*Challenge*: Tally the lines in these records that hold the string "image", and reply with the number alone.

*Extracted data entries*:
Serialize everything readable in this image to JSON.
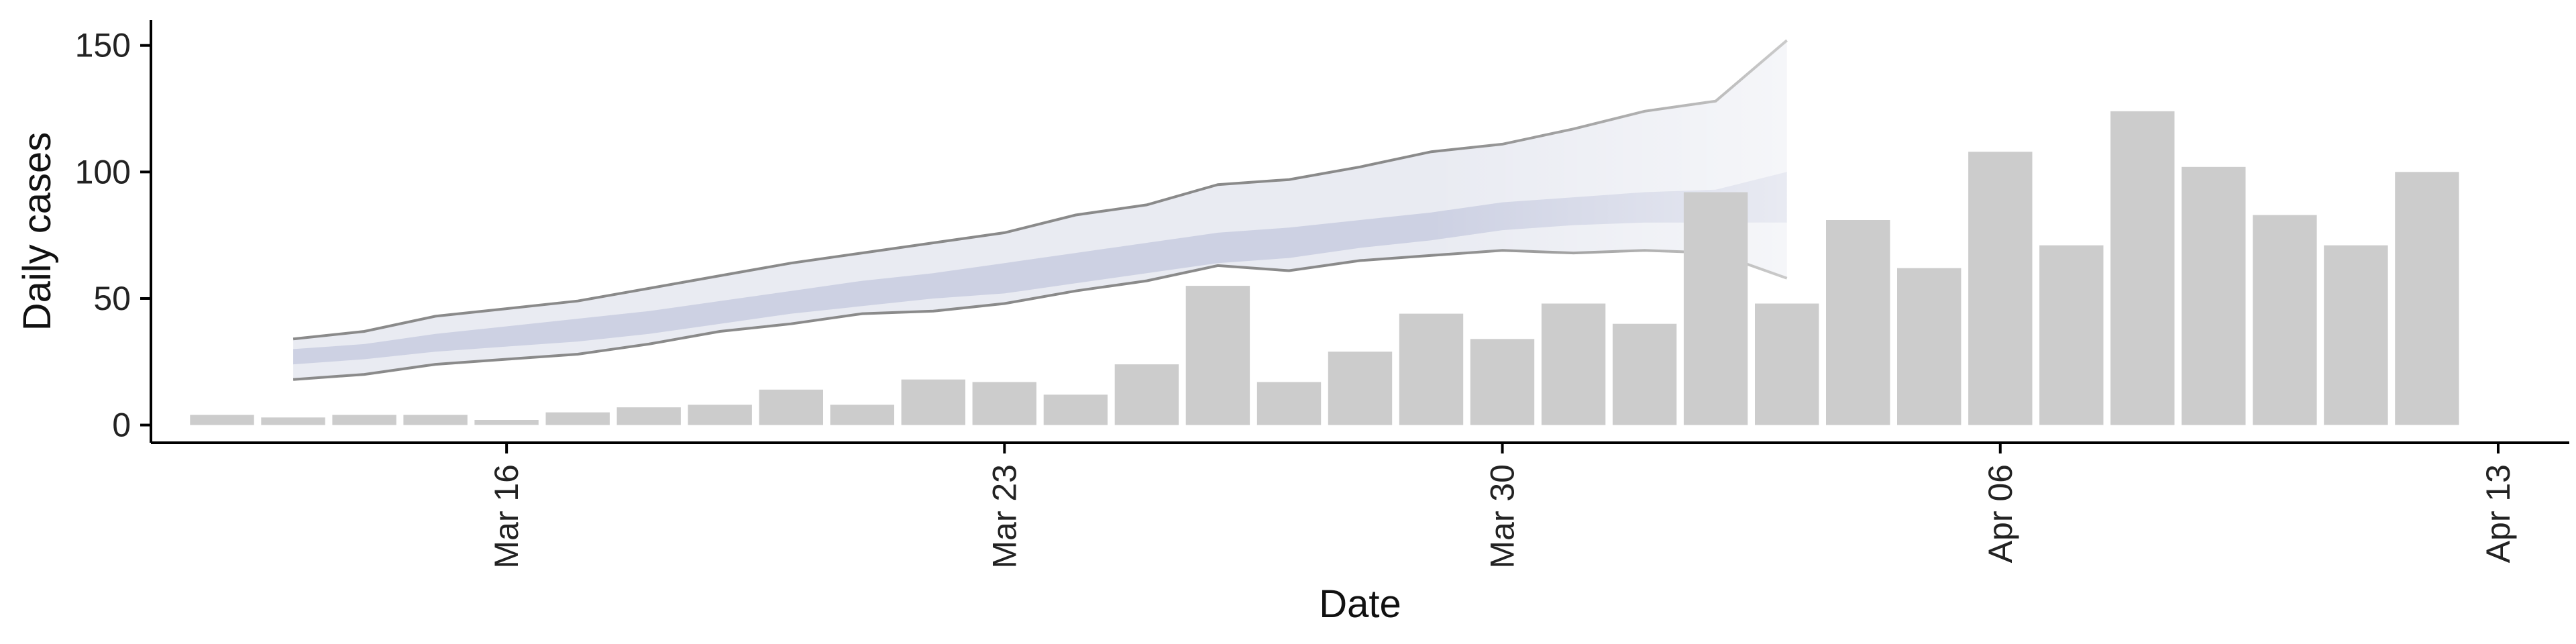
{
  "chart_data": {
    "type": "bar",
    "xlabel": "Date",
    "ylabel": "Daily cases",
    "ylim": [
      -7,
      160
    ],
    "yticks": [
      0,
      50,
      100,
      150
    ],
    "xticks": [
      {
        "date": "2020-03-16",
        "label": "Mar 16"
      },
      {
        "date": "2020-03-23",
        "label": "Mar 23"
      },
      {
        "date": "2020-03-30",
        "label": "Mar 30"
      },
      {
        "date": "2020-04-06",
        "label": "Apr 06"
      },
      {
        "date": "2020-04-13",
        "label": "Apr 13"
      }
    ],
    "xlim": [
      "2020-03-11",
      "2020-04-14"
    ],
    "grid": false,
    "bars": {
      "color": "#cccccc",
      "dates": [
        "2020-03-12",
        "2020-03-13",
        "2020-03-14",
        "2020-03-15",
        "2020-03-16",
        "2020-03-17",
        "2020-03-18",
        "2020-03-19",
        "2020-03-20",
        "2020-03-21",
        "2020-03-22",
        "2020-03-23",
        "2020-03-24",
        "2020-03-25",
        "2020-03-26",
        "2020-03-27",
        "2020-03-28",
        "2020-03-29",
        "2020-03-30",
        "2020-03-31",
        "2020-04-01",
        "2020-04-02",
        "2020-04-03",
        "2020-04-04",
        "2020-04-05",
        "2020-04-06",
        "2020-04-07",
        "2020-04-08",
        "2020-04-09",
        "2020-04-10",
        "2020-04-11",
        "2020-04-12",
        "2020-04-13"
      ],
      "values": [
        4,
        3,
        4,
        4,
        2,
        5,
        7,
        8,
        14,
        8,
        18,
        17,
        12,
        24,
        55,
        17,
        29,
        44,
        34,
        48,
        40,
        92,
        48,
        81,
        62,
        108,
        71,
        124,
        102,
        83,
        71,
        100,
        0
      ]
    },
    "forecast": {
      "dates": [
        "2020-03-13",
        "2020-03-14",
        "2020-03-15",
        "2020-03-16",
        "2020-03-17",
        "2020-03-18",
        "2020-03-19",
        "2020-03-20",
        "2020-03-21",
        "2020-03-22",
        "2020-03-23",
        "2020-03-24",
        "2020-03-25",
        "2020-03-26",
        "2020-03-27",
        "2020-03-28",
        "2020-03-29",
        "2020-03-30",
        "2020-03-31",
        "2020-04-01",
        "2020-04-02",
        "2020-04-03"
      ],
      "upper_90": [
        34,
        37,
        43,
        46,
        49,
        54,
        59,
        64,
        68,
        72,
        76,
        83,
        87,
        95,
        97,
        102,
        108,
        111,
        117,
        124,
        128,
        152
      ],
      "lower_90": [
        18,
        20,
        24,
        26,
        28,
        32,
        37,
        40,
        44,
        45,
        48,
        53,
        57,
        63,
        61,
        65,
        67,
        69,
        68,
        69,
        68,
        58
      ],
      "upper_50": [
        30,
        32,
        36,
        39,
        42,
        45,
        49,
        53,
        57,
        60,
        64,
        68,
        72,
        76,
        78,
        81,
        84,
        88,
        90,
        92,
        93,
        100
      ],
      "lower_50": [
        24,
        26,
        29,
        31,
        33,
        36,
        40,
        44,
        47,
        50,
        52,
        56,
        60,
        64,
        66,
        70,
        73,
        77,
        79,
        80,
        80,
        80
      ],
      "band90_color": "#e9ebf2",
      "band50_color": "#c5cbdf",
      "line_color": "#8a8a8a"
    }
  }
}
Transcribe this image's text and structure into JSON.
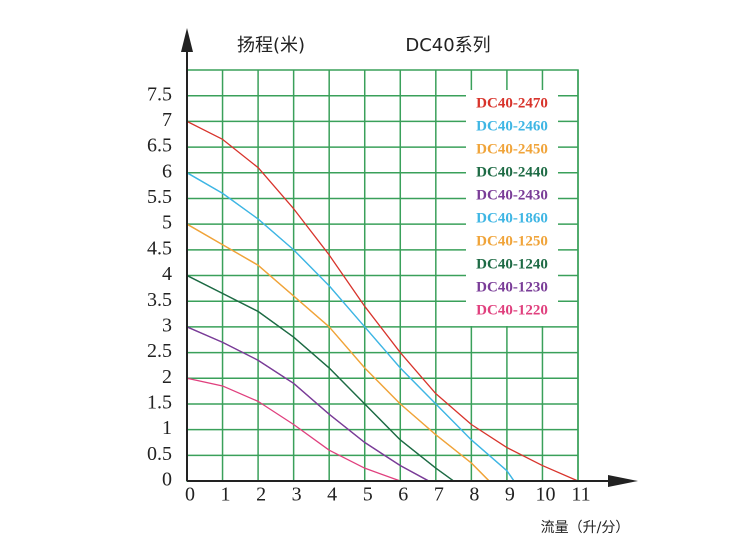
{
  "chart_data": {
    "type": "line",
    "title": "DC40系列",
    "y_label": "扬程(米)",
    "x_label": "流量（升/分）",
    "xlim": [
      0,
      11
    ],
    "ylim": [
      0,
      8
    ],
    "xticks": [
      0,
      1,
      2,
      3,
      4,
      5,
      6,
      7,
      8,
      9,
      10,
      11
    ],
    "yticks": [
      0,
      0.5,
      1,
      1.5,
      2,
      2.5,
      3,
      3.5,
      4,
      4.5,
      5,
      5.5,
      6,
      6.5,
      7,
      7.5
    ],
    "grid": true,
    "grid_color": "#3aa05a",
    "legend": "upper right",
    "series": [
      {
        "name": "DC40-2470",
        "color": "#d8342c",
        "x": [
          0,
          1,
          2,
          3,
          4,
          5,
          6,
          7,
          8,
          9,
          10,
          11
        ],
        "values": [
          7,
          6.65,
          6.1,
          5.3,
          4.4,
          3.4,
          2.5,
          1.7,
          1.1,
          0.65,
          0.3,
          0
        ]
      },
      {
        "name": "DC40-2460",
        "color": "#3fb6e4",
        "x": [
          0,
          1,
          2,
          3,
          4,
          5,
          6,
          7,
          8,
          9,
          9.2
        ],
        "values": [
          6,
          5.6,
          5.1,
          4.5,
          3.8,
          3,
          2.2,
          1.5,
          0.8,
          0.2,
          0
        ]
      },
      {
        "name": "DC40-2450",
        "color": "#f0a43a",
        "x": [
          0,
          1,
          2,
          3,
          4,
          5,
          6,
          7,
          8,
          8.5
        ],
        "values": [
          5,
          4.6,
          4.2,
          3.6,
          3,
          2.2,
          1.5,
          0.9,
          0.35,
          0
        ]
      },
      {
        "name": "DC40-2440",
        "color": "#1e6b45",
        "x": [
          0,
          1,
          2,
          3,
          4,
          5,
          6,
          7,
          7.5
        ],
        "values": [
          4,
          3.65,
          3.3,
          2.8,
          2.2,
          1.5,
          0.8,
          0.25,
          0
        ]
      },
      {
        "name": "DC40-2430",
        "color": "#7a3d98",
        "x": [
          0,
          1,
          2,
          3,
          4,
          5,
          6,
          6.8
        ],
        "values": [
          3,
          2.7,
          2.35,
          1.9,
          1.3,
          0.75,
          0.3,
          0
        ]
      },
      {
        "name": "DC40-1860",
        "color": "#3fb6e4",
        "x": [
          0,
          1,
          2,
          3,
          4,
          5,
          6,
          7,
          8,
          9,
          9.2
        ],
        "values": [
          6,
          5.6,
          5.1,
          4.5,
          3.8,
          3,
          2.2,
          1.5,
          0.8,
          0.2,
          0
        ]
      },
      {
        "name": "DC40-1250",
        "color": "#f0a43a",
        "x": [
          0,
          1,
          2,
          3,
          4,
          5,
          6,
          7,
          8,
          8.5
        ],
        "values": [
          5,
          4.6,
          4.2,
          3.6,
          3,
          2.2,
          1.5,
          0.9,
          0.35,
          0
        ]
      },
      {
        "name": "DC40-1240",
        "color": "#1e6b45",
        "x": [
          0,
          1,
          2,
          3,
          4,
          5,
          6,
          7,
          7.5
        ],
        "values": [
          4,
          3.65,
          3.3,
          2.8,
          2.2,
          1.5,
          0.8,
          0.25,
          0
        ]
      },
      {
        "name": "DC40-1230",
        "color": "#7a3d98",
        "x": [
          0,
          1,
          2,
          3,
          4,
          5,
          6,
          6.8
        ],
        "values": [
          3,
          2.7,
          2.35,
          1.9,
          1.3,
          0.75,
          0.3,
          0
        ]
      },
      {
        "name": "DC40-1220",
        "color": "#e0407e",
        "x": [
          0,
          1,
          2,
          3,
          4,
          5,
          6
        ],
        "values": [
          2,
          1.85,
          1.55,
          1.1,
          0.6,
          0.25,
          0
        ]
      }
    ]
  }
}
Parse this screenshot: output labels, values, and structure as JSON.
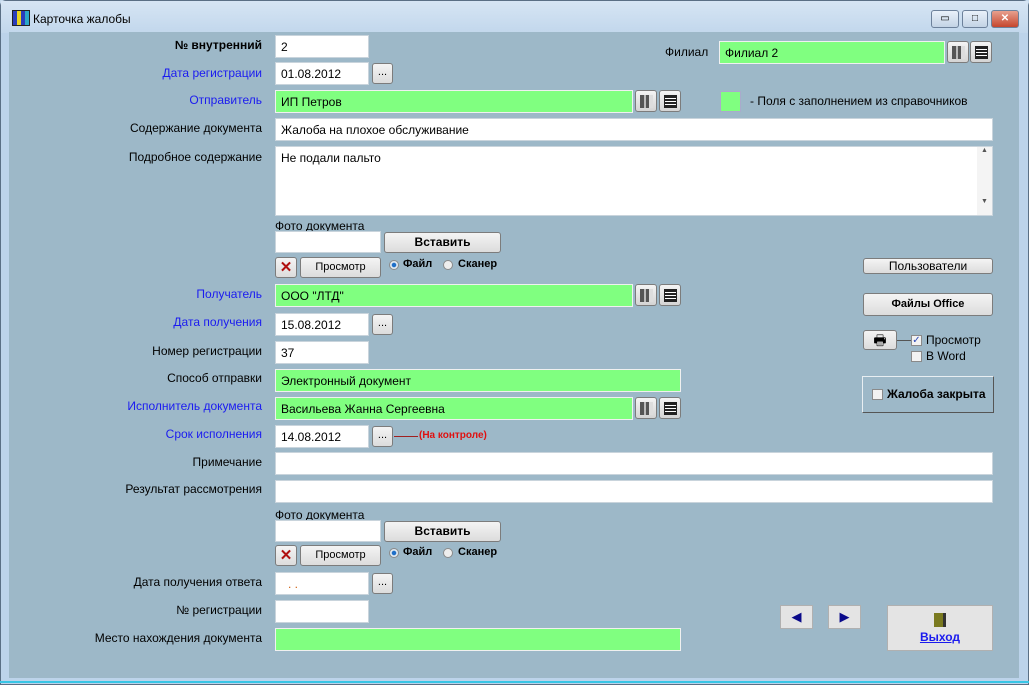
{
  "window": {
    "title": "Карточка жалобы",
    "minimize": "▭",
    "maximize": "□",
    "close": "✕"
  },
  "legend": {
    "text": "-  Поля с заполнением из справочников",
    "color": "#80ff80"
  },
  "fields": {
    "internal_no": {
      "label": "№ внутренний",
      "value": "2"
    },
    "reg_date": {
      "label": "Дата регистрации",
      "value": "01.08.2012"
    },
    "sender": {
      "label": "Отправитель",
      "value": "ИП Петров"
    },
    "branch": {
      "label": "Филиал",
      "value": "Филиал 2"
    },
    "content": {
      "label": "Содержание документа",
      "value": "Жалоба на плохое обслуживание"
    },
    "details": {
      "label": "Подробное содержание",
      "value": "Не подали пальто"
    },
    "recipient": {
      "label": "Получатель",
      "value": "ООО \"ЛТД\""
    },
    "receipt_date": {
      "label": "Дата получения",
      "value": "15.08.2012"
    },
    "reg_number": {
      "label": "Номер регистрации",
      "value": "37"
    },
    "send_method": {
      "label": "Способ отправки",
      "value": "Электронный документ"
    },
    "executor": {
      "label": "Исполнитель документа",
      "value": "Васильева Жанна Сергеевна"
    },
    "deadline": {
      "label": "Срок исполнения",
      "value": "14.08.2012",
      "note": "(На контроле)"
    },
    "note": {
      "label": "Примечание",
      "value": ""
    },
    "result": {
      "label": "Результат рассмотрения",
      "value": ""
    },
    "answer_date": {
      "label": "Дата получения ответа",
      "value": ". ."
    },
    "answer_reg": {
      "label": "№ регистрации",
      "value": ""
    },
    "location": {
      "label": "Место нахождения документа",
      "value": ""
    }
  },
  "photo": {
    "label": "Фото документа",
    "insert": "Вставить",
    "view": "Просмотр",
    "file": "Файл",
    "scanner": "Сканер",
    "selected": "Файл"
  },
  "date_button": "...",
  "side": {
    "users": "Пользователи",
    "office": "Файлы Office",
    "print_preview": "Просмотр",
    "print_preview_checked": true,
    "in_word": "В Word",
    "in_word_checked": false,
    "closed": "Жалоба закрыта",
    "closed_checked": false
  },
  "footer": {
    "exit": "Выход",
    "prev": "◀",
    "next": "▶"
  }
}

*The reply*: 2